SOURCE PASSAGE:

..........

I've not been able to stop thinking about him and worrying about him since I saw him last night. Like I said, it breaks my heart for him to be hurt and for me not to be able to help him. He needs attention right away but I just don't know what to do.


----------



## Marcia (Dec 26, 2010)

Poor baby. Hopefully he/she will see that you mean well with your gifts of food and may try to trust you enough to seek help. You are doing the best you could I'm sure. Thanks for caring. Are you in Georgia the state, or Georgia the country??


----------



## Mitts & Tess (Sep 4, 2004)

Can you trap him and take him to a vet?


----------



## chrisch68 (Mar 9, 2012)

Thanks to you both. Marcia I am in Georgia of the occupied Confederate States. Mitts I wish I had some way to trap him, but all I have at present are my two hands and a carrier. He wasn't there last night when I went by to check on them. Only Junior and Slim were there to greet me and both were very happy.
I am very concerned about the hurt little black cat. I was hoping to see him last night and be able to get near enough to catch him, I knew it would be a long shot but still I hoped.

I am going to continue to keep an eye out for him and try to get him to the vet any way I can.


----------



## Marcia (Dec 26, 2010)

chrisch68 said:


> Thanks to you both. Marcia I am in Georgia of *the occupied Confederate States*. Mitts I wish I had some way to trap him, but all I have at present are my two hands and a carrier. He wasn't there last night when I went by to check on them. Only Junior and Slim were there to greet me and both were very happy.
> I am very concerned about the hurt little black cat. I was hoping to see him last night and be able to get near enough to catch him, I knew it would be a long shot but still I hoped.
> 
> I am going to continue to keep an eye out for him and try to get him to the vet any way I can.


HA!! I've not heard that expression in years! Funny!! I'm a Yankee by birth but have adopted the south as my home!


----------



## Greenport ferals (Oct 30, 2010)

You will need a humane trap to catch him - he is just too wild. You might be able to borrow one from your local humane society. I know it sounds like a long shot to catch this cat, but since he is injured, he is not able to hunt and may be very hungry, which means a trap could very well be successful.

..........

DATASET:
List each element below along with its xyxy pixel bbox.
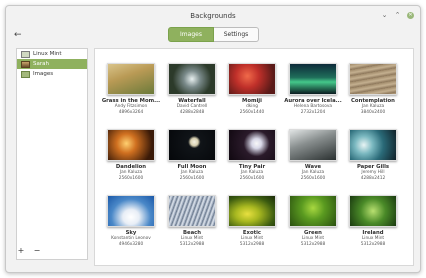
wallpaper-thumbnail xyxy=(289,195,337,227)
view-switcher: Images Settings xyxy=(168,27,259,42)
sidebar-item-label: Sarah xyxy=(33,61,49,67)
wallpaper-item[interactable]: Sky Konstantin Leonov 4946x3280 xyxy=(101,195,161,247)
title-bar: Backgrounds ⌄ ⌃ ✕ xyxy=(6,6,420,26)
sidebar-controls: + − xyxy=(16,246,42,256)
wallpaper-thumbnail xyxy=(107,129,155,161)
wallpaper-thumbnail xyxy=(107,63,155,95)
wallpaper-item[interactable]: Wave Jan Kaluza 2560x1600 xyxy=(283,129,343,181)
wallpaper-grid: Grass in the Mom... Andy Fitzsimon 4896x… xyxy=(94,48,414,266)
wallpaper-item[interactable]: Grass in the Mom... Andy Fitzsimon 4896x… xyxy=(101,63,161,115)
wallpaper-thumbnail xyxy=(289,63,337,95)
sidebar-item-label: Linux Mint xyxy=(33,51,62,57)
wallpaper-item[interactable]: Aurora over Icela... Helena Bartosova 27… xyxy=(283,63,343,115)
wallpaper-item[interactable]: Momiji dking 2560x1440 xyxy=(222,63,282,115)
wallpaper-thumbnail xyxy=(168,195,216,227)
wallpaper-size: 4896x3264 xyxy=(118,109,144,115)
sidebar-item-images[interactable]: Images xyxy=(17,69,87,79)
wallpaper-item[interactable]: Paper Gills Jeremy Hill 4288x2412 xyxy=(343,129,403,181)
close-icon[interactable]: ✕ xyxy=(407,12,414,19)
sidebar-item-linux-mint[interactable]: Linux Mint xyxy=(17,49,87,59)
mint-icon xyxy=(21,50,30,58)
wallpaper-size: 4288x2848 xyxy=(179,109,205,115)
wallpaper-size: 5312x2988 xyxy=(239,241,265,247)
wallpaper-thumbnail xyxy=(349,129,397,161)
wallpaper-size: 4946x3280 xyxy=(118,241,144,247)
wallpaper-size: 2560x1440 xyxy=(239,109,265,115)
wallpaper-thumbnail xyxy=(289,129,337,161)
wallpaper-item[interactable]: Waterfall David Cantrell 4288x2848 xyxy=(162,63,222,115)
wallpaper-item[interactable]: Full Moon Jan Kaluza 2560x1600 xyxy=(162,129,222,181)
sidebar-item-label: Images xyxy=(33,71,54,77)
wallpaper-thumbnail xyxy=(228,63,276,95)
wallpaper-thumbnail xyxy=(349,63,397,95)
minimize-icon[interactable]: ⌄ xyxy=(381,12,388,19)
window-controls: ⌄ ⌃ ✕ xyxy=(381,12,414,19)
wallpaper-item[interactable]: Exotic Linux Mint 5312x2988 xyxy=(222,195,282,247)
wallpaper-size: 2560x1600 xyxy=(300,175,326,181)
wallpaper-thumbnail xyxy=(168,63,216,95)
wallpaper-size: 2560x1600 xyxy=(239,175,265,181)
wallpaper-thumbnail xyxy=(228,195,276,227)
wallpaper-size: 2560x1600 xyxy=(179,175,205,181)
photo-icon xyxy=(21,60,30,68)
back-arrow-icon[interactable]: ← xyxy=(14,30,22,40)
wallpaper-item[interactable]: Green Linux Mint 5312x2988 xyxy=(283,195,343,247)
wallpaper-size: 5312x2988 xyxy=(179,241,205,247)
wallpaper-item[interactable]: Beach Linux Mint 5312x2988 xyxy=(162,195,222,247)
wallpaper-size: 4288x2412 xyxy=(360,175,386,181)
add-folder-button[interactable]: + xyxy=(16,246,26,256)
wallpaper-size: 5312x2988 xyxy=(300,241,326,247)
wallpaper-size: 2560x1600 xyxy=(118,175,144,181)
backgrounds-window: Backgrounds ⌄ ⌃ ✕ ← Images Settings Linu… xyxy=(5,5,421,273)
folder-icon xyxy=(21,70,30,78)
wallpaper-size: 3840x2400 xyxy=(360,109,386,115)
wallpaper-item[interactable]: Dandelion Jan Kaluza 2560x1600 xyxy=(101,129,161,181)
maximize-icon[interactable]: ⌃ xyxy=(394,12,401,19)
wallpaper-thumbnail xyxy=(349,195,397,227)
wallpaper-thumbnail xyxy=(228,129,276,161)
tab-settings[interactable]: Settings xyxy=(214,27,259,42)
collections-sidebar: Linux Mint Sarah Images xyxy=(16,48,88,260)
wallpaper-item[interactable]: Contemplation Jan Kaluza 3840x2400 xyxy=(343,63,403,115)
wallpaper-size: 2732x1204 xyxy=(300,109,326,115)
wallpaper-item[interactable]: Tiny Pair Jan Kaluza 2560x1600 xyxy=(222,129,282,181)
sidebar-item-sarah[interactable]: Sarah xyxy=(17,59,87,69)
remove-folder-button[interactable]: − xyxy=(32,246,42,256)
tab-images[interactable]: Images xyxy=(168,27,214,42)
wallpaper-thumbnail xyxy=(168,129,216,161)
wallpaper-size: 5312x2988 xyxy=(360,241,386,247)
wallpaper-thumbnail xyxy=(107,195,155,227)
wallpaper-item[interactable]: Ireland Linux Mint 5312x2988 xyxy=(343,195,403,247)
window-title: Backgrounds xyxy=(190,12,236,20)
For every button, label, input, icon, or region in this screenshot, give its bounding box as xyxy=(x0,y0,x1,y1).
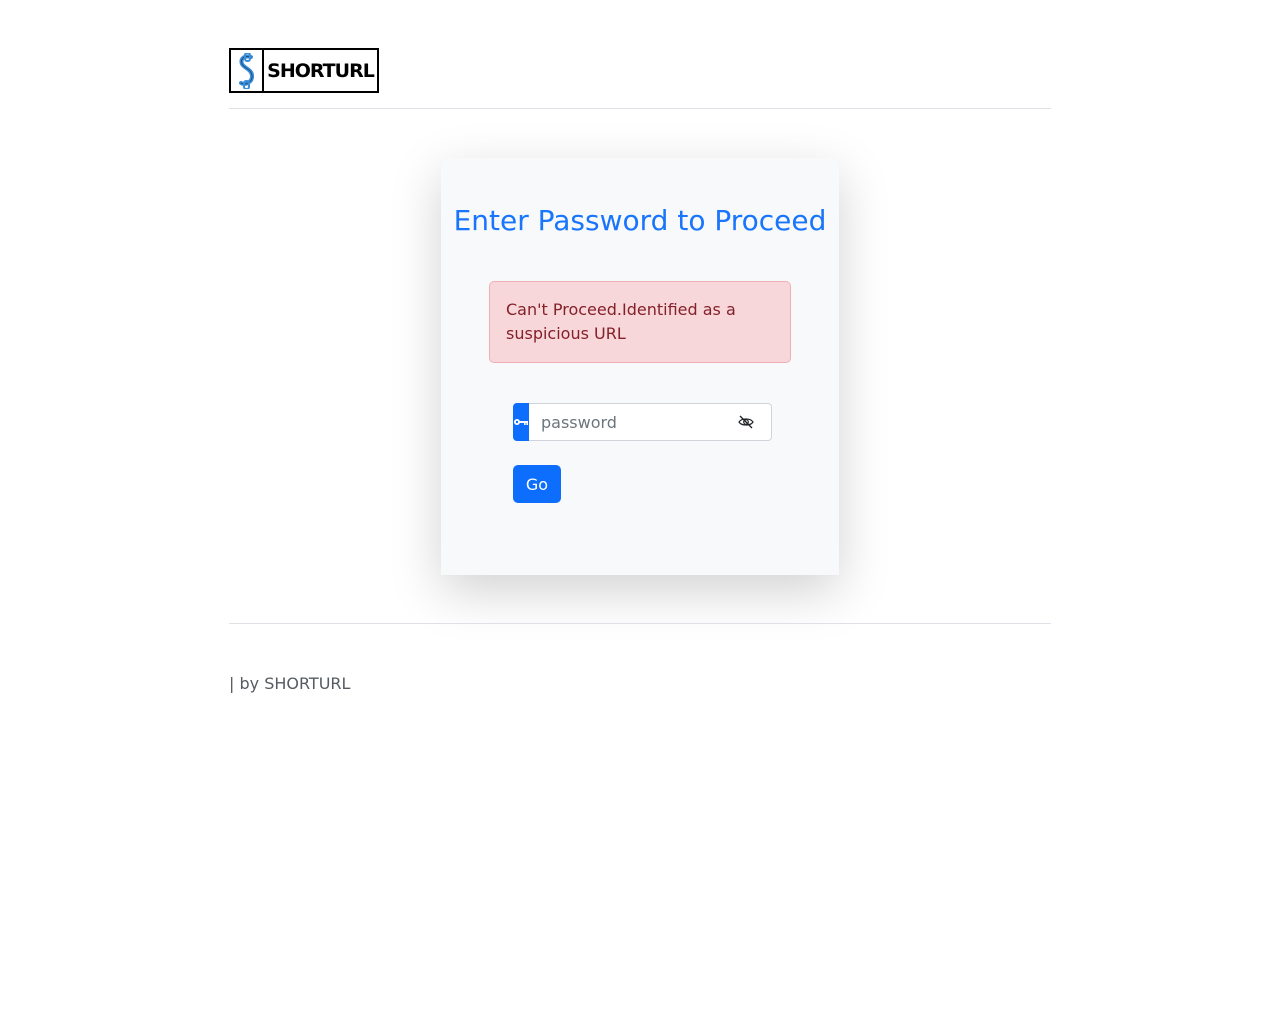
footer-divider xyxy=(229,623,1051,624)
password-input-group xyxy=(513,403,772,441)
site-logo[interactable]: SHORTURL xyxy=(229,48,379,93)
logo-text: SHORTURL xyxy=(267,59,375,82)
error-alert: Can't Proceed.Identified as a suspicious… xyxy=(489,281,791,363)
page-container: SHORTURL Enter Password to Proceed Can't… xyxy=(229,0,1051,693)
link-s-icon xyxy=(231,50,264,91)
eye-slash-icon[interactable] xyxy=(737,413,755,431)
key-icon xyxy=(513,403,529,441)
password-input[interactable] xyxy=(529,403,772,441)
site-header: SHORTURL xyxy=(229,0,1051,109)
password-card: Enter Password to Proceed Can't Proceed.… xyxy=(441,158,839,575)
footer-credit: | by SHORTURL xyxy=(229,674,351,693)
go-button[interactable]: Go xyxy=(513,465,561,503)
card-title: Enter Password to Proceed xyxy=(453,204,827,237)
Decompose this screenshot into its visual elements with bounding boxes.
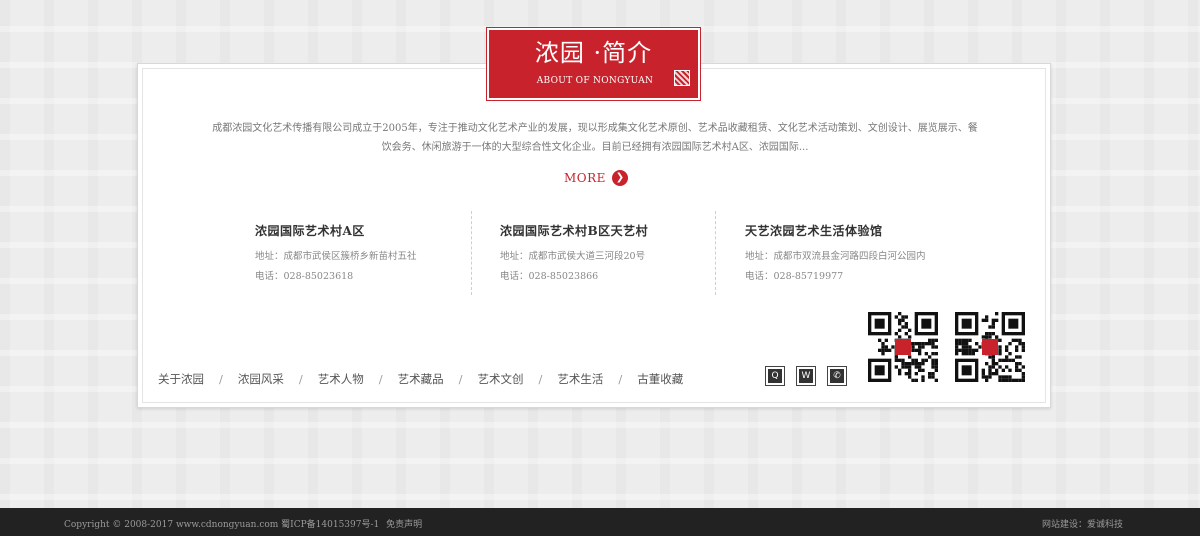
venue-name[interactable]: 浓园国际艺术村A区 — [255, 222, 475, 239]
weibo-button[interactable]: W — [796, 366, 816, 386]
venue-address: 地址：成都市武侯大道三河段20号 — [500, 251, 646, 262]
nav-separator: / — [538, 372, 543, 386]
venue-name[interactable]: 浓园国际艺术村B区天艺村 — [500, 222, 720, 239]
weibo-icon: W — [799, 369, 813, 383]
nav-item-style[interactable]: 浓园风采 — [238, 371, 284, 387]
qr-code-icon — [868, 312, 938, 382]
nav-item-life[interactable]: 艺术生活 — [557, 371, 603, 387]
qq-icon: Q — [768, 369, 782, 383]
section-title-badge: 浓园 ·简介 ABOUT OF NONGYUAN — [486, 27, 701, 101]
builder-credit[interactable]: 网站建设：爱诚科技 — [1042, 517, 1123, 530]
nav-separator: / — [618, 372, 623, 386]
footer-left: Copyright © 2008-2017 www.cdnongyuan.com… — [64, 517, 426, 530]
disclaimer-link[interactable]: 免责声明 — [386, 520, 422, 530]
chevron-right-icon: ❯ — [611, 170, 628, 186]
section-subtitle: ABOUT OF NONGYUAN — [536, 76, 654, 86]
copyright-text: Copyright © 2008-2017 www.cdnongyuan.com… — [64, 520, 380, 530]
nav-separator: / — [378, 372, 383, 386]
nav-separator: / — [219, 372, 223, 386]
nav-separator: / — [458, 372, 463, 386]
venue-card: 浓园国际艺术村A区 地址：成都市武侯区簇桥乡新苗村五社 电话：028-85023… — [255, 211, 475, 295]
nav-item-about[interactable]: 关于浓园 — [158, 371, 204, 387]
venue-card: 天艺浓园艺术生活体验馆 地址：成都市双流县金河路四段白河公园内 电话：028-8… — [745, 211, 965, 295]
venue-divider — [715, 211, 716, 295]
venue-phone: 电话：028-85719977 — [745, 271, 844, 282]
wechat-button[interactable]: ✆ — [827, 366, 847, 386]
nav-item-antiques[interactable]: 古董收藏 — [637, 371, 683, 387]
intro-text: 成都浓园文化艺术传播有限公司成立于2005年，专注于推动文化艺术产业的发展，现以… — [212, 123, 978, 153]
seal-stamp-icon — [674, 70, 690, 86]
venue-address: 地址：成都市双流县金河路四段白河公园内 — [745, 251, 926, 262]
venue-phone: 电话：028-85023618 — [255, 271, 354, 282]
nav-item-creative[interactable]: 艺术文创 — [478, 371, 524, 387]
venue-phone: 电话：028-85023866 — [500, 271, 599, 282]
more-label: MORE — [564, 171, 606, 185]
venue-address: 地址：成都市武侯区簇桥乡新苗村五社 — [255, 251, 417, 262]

..........

EXERCISE SET:
**A)** In the forum thread about the injured cat, restate the paragraph beginning "You will need a humane trap" as a short bulleted list that keeps its main facts.
**B)** Answer these questions from the forum thread about the injured cat, one answer per line with matching labels:
(i) What does Marcia ask about where the poster lives?
(ii) Which cats were there to greet chrisch68 the night the black cat was missing?
(iii) Where does the last reply suggest a humane trap might be borrowed?
**C)** Continue the forum thread about the injured cat from its final reply, adding the next post or posts.

ANSWERS TO THE TASKS:
**A)**
- A humane trap is needed to catch the cat because he is too wild.
- One might be borrowed from the local humane society.
- Catching him may seem a long shot.
- Because he is injured, he cannot hunt and may be very hungry, so a trap could well succeed.

**B)**
(i) Whether the poster is in Georgia the state or Georgia the country.
(ii) Junior and Slim.
(iii) From the local humane society.

**C)**
One of the feral cats in my colony turned up with a broken leg. I felt hopeless, since I had never been able to get anywhere near him. But within an hour of setting the trap, he was in it! I took him straight to the vet and the whole story had a happy outcome. 

Good luck and thank you for looking after this poor hurt cat.


----------



## Straysmommy (Dec 23, 2010)

Greenport, what treatment did he get? And how did he do after that?


----------



## chrisch68 (Mar 9, 2012)

*Good News*

I saw the little black cat a few nights ago and he looked good. He didn't seem to be having any trouble with his leg at all. My prayers were answered. I left some food out for him and the others and once I left I saw him go and eat. Last night I went to feed my little buddies and at first I didn't see any of them but then up came Junior and Slim so I fixed them their bowls and then out pops the black cats head (I'm calling him T) so I fixed him a bowl also.

Junior always hops up in the truck with me while Slim meows and turns around in circles waiting for me to get out. Well T finally came out and it looked like he was going to run off but he hung around. He didn't let me get too close but he didn't run away from me either. So I felt really good.

Thanks guys.


----------



## Mitts & Tess (Sep 4, 2004)

You really need to invest in a trap for the future. Esp if your feeding and managing ferals and semi ferals. Do you have a relationship with a vet who will work with ferals? I'm relieved to hear he isn't limping. Great news.


----------



## chrisch68 (Mar 9, 2012)

Mitts you are right, I need to invest in a trap. Thankfully, I do have a good relationship with a vet and he has always been more than willing to see and care for any sick, hurt or injured cats I may have. There are just so many, many cats and kittens I see in need of help and it breaks my heart not to be able to help each and every one of them. I do what I can to help the ones I can, but it is not enough. I wish I had some help. Thanks again. Take care and God Bless.


----------



## Mitts & Tess (Sep 4, 2004)

There are thousands of people TNRing in this country. Its having a tremendous impact on the feral population. Its being done one cat at a time!!! You are making a huge difference esp for the cats your feeding and caring for. Keep up the good work. Hopefully soon you will run into others in your area doing TNR or meet others who want to join up with you to help. You can show them the ropes!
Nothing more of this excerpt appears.